To do:
• a. Duplicate the passage of the Public Accounts Committee transcript starting with "More generally, within" and going on through "further on that.".
• b. Answer these questions using the Public Accounts Committee transcript:
(i) For how many of the section 38 entities is Mr. Seamus McCarthy's office responsible for the audit?
(ii) In the course of which year's audit did St. Luke's Hospital come to attention?
(iii) Which body is named as making payments in the case of St. James's Hospital?

Source document:
*****
Oireachtas Joint and Select Committees
Thursday, 19 December 2013
Public Accounts Committee
2012 Annual Report of the Comptroller and Auditor General and Appropriation Accounts
Vote 38 - Health
Vote 39 - Health Service Executive
Section 38 - Agencies Remuneration
2:25 pm
Mr. Seamus McCarthy:
As I have said to the committee on previous occasions, we are responsible for the audit of five of the section 38 entities. We carry out that audit and one of the issues we will look at concerning the section 38 entities is the approval of pay levels for senior managers. There was an occasion when a section 38 entity came to our attention. It was in the course of the 2007 audit of St. Luke's Hospital. Our general concern would be that if an additional payment is being made, it should have ministerial sanction. We do not determine that the amount is not payable. We would recommend to the agency that if it cannot produce a sanction to us, then it must seek a sanction for it and act accordingly. As regards St. Luke's Hospital in 2007, we picked up on that. We wrote to the St. Luke's management and asked them to pursue it with the Minister. We checked the following year that that had been done, but there was no reply on file at that stage. A reply came and we saw that the following year. It indicated that sanction would not be forthcoming for that particular payment. We then wrote to the Department of Finance at the time drawing its attention to it. There was a concern that somebody had full-time employment but there was either a secondary appointment or they were essentially being paid a top-up. We got a reply from the Department of Public Expenditure and Reform, which coincided with a lot of work beginning on that around 2011.
More generally, within the section 38 entities we audit, as I indicated at the last meeting, we have issued audit queries concerning three of five audits for 2012. I will say one thing, which is slightly different. In most of the cases, where significant payments are being made, we have identified that payments are being made by another body rather than by another public sector body. In the case of St. James's Hospital, payments are being made by Trinity for another set of activities by the individuals concerned. That also happens in another hospital. In Beaumont Hospital there are small payments. Depending on how this plays out and the answers that we get from the hospitals, I may report further on that.
*****
Data listing:
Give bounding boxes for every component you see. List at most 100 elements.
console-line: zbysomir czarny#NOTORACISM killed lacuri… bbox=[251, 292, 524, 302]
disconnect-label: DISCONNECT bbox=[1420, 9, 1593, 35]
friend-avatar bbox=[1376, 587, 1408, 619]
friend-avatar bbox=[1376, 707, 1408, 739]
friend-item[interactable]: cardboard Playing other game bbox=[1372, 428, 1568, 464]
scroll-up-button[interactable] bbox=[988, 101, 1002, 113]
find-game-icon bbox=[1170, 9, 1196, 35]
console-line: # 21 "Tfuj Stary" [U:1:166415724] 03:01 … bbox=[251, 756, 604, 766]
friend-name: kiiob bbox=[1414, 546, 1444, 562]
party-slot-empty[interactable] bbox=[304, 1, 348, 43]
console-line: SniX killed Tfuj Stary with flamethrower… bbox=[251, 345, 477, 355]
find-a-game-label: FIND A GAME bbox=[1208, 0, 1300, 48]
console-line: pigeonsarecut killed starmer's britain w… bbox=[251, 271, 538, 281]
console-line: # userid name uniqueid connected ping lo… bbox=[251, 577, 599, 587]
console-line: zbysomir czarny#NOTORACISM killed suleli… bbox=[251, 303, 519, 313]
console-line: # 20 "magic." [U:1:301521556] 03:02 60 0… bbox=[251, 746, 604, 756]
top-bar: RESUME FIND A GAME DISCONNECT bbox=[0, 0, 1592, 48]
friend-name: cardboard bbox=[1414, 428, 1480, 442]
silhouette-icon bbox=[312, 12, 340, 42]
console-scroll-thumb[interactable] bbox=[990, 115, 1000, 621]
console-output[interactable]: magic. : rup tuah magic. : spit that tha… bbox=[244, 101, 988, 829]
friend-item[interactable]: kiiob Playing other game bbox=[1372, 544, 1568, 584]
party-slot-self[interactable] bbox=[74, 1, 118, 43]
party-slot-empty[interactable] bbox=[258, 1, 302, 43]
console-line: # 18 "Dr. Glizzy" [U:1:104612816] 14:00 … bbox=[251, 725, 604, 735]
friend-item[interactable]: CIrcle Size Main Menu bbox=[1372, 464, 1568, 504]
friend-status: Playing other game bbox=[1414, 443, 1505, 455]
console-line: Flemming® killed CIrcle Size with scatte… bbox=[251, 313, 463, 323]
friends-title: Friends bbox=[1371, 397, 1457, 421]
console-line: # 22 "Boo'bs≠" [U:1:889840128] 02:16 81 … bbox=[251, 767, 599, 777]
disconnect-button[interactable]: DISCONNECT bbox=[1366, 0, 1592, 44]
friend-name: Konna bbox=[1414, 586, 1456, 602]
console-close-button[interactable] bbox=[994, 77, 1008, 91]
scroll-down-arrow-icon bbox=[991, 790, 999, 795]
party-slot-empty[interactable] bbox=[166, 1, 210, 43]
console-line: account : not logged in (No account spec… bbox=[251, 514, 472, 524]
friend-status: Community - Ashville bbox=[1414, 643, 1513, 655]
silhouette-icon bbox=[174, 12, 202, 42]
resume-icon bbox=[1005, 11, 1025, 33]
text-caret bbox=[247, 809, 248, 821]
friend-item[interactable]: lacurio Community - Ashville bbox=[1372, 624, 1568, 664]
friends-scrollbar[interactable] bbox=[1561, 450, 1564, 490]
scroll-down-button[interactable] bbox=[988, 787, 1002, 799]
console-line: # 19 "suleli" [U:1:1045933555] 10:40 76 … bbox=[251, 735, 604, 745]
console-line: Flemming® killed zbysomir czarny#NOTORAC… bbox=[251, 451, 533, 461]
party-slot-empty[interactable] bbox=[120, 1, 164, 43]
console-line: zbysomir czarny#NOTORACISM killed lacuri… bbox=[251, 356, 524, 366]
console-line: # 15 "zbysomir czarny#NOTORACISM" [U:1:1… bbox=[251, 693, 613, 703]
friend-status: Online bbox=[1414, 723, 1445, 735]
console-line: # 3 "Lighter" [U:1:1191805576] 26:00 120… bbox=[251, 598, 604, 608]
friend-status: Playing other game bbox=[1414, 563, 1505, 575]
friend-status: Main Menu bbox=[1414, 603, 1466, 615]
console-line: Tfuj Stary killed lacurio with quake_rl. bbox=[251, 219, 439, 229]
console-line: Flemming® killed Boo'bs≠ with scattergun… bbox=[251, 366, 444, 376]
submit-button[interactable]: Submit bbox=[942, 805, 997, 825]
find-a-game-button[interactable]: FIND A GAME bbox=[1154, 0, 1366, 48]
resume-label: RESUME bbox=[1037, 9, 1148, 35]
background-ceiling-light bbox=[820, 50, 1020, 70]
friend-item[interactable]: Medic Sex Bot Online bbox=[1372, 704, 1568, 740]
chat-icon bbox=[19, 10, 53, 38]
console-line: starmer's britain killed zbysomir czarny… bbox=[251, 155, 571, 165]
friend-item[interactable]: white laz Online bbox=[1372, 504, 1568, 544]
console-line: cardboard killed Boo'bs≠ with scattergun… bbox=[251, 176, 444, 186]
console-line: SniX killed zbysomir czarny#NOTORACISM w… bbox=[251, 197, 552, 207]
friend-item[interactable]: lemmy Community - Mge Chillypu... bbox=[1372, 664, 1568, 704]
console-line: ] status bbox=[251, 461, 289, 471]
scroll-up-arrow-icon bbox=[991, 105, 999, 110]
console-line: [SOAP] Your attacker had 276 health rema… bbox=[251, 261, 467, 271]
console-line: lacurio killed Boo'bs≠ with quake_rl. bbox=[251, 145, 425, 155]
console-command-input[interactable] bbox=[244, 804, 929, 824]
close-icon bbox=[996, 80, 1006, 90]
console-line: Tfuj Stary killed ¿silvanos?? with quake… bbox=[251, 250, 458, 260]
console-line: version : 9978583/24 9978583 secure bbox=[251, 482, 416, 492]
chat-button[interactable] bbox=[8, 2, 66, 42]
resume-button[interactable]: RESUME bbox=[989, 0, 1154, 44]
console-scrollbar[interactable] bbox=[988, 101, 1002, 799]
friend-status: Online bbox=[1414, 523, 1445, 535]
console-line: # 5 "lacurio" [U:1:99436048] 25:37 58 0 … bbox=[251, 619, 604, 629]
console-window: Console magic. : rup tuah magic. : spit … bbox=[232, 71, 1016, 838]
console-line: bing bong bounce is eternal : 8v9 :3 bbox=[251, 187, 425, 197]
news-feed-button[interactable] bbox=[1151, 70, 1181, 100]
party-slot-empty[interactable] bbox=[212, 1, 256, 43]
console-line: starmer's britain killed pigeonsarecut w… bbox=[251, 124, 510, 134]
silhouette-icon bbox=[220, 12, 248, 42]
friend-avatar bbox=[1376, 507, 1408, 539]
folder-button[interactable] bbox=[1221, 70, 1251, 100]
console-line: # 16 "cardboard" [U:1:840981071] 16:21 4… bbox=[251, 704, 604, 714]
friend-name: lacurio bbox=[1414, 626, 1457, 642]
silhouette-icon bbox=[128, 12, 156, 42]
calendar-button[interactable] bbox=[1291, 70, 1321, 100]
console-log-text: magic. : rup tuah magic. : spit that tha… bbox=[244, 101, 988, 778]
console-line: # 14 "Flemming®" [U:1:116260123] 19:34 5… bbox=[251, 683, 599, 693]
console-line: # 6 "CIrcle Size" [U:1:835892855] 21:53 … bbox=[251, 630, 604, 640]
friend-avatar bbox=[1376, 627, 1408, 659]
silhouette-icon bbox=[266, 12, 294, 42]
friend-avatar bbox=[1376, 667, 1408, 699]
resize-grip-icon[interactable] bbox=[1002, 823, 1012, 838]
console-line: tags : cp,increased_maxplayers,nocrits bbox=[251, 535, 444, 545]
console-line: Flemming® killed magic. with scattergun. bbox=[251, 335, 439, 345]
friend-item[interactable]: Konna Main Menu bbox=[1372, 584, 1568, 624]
*****
Solutions to the exercise:
• a.
More generally, within the section 38 entities we audit, as I indicated at the last meeting, we have issued audit queries concerning three of five audits for 2012. I will say one thing, which is slightly different. In most of the cases, where significant payments are being made, we have identified that payments are being made by another body rather than by another public sector body. In the case of St. James's Hospital, payments are being made by Trinity for another set of activities by the individuals concerned. That also happens in another hospital. In Beaumont Hospital there are small payments. Depending on how this plays out and the answers that we get from the hospitals, I may report further on that.

• b.
(i) Five
(ii) 2007
(iii) Trinity